Reading the listing below, count the lines that contain the word "drum" and give that count alone.

Dataset rows
☆ ☆ ☆ ☆ ☆

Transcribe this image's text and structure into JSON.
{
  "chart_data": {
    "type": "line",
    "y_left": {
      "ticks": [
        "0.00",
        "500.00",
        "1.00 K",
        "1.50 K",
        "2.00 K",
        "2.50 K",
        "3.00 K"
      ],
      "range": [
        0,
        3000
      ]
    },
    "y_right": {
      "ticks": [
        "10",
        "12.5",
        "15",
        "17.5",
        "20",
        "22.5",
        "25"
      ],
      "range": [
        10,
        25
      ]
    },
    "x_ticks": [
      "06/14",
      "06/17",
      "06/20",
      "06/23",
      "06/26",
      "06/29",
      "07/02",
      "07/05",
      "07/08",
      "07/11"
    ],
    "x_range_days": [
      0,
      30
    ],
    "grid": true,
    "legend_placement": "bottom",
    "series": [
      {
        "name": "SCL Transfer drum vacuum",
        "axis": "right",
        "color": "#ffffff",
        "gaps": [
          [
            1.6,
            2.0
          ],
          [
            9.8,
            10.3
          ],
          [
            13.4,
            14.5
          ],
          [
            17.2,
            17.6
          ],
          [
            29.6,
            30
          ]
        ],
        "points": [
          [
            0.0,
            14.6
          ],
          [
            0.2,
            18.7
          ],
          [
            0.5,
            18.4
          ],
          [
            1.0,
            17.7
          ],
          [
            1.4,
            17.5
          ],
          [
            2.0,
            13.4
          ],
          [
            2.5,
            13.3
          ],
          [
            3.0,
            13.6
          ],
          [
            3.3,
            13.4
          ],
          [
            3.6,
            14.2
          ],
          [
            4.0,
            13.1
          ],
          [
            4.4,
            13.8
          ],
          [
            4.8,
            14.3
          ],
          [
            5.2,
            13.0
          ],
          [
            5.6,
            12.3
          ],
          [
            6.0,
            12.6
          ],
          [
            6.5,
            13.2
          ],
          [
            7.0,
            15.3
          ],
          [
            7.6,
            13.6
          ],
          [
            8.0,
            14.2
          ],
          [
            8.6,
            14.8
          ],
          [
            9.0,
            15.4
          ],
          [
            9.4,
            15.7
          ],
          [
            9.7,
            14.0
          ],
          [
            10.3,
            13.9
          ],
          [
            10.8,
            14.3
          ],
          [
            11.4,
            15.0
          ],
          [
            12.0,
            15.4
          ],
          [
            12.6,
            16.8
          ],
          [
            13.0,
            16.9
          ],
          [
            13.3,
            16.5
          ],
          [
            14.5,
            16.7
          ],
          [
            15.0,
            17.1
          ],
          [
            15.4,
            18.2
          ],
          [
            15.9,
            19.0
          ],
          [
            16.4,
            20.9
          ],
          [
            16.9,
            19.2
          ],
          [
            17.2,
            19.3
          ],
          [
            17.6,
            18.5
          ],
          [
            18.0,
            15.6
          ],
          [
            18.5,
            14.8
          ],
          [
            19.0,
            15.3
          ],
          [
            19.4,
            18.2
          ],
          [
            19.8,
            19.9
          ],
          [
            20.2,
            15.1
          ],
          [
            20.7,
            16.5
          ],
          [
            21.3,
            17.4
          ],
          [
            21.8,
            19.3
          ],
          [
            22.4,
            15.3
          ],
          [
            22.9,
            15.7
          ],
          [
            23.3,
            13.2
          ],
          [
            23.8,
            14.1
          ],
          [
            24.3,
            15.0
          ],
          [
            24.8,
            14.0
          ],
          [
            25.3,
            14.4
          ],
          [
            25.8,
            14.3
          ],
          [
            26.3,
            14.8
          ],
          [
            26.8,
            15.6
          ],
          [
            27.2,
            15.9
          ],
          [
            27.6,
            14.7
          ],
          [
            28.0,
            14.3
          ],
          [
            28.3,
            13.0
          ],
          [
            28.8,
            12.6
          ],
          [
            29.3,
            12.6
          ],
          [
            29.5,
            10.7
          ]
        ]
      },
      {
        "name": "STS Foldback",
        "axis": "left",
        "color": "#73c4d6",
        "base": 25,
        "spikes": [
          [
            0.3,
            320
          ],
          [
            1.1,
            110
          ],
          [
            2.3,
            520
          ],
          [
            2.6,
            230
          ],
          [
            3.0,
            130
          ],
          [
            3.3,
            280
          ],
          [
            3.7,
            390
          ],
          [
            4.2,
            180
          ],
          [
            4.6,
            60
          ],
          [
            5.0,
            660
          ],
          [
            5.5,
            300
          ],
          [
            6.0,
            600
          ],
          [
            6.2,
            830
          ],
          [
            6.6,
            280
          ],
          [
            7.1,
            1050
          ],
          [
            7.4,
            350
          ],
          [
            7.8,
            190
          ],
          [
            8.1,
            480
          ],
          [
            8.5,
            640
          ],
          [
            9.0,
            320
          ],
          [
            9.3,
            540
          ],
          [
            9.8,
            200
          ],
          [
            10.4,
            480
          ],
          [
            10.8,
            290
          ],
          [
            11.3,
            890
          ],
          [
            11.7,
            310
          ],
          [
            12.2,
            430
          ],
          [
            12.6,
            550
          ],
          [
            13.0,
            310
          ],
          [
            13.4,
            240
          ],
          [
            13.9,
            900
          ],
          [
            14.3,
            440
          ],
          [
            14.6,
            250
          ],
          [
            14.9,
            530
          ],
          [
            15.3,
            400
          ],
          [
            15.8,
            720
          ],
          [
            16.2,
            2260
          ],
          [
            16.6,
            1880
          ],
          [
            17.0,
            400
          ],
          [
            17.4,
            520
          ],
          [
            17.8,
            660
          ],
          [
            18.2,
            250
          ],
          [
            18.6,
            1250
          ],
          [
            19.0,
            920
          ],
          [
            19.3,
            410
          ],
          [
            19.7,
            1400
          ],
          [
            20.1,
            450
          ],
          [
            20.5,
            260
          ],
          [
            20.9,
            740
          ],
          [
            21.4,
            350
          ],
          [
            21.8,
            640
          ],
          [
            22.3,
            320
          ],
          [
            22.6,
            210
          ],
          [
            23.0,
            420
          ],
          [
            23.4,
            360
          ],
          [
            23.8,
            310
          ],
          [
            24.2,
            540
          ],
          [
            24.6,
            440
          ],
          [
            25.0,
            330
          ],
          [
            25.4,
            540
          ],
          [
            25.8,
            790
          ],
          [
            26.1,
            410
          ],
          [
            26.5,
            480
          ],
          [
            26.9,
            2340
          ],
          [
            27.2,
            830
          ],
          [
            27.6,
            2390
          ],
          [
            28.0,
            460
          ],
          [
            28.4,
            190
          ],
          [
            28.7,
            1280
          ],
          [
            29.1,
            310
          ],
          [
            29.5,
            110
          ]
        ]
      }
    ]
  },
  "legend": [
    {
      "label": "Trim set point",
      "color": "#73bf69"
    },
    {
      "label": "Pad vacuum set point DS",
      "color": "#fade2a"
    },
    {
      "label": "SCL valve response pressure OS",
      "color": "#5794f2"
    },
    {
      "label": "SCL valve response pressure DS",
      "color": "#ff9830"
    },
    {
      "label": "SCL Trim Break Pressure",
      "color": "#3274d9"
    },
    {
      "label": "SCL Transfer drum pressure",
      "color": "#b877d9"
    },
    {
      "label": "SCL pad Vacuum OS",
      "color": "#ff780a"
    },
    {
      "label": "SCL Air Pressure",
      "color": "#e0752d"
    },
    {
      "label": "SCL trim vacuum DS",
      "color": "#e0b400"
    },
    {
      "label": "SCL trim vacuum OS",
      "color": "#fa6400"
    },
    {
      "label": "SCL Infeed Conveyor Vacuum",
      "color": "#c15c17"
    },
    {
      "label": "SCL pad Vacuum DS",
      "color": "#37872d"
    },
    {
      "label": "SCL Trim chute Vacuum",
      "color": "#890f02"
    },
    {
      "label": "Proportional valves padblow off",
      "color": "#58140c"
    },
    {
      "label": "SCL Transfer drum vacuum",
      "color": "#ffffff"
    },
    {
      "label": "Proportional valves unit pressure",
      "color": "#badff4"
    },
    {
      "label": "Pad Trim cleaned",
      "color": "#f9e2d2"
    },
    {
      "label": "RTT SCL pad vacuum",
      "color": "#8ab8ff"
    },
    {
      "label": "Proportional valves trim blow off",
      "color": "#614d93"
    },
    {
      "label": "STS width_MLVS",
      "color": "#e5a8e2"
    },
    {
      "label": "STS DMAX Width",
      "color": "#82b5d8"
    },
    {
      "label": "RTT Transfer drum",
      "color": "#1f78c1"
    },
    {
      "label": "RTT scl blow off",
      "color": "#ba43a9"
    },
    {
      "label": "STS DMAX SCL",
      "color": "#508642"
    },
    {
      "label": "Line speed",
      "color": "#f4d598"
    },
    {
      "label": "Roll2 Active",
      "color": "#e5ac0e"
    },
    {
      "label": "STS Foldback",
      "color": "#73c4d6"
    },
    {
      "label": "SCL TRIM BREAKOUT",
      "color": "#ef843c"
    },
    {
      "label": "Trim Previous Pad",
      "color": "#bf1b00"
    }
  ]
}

☆ ☆ ☆ ☆ ☆

→ Exercise answer
4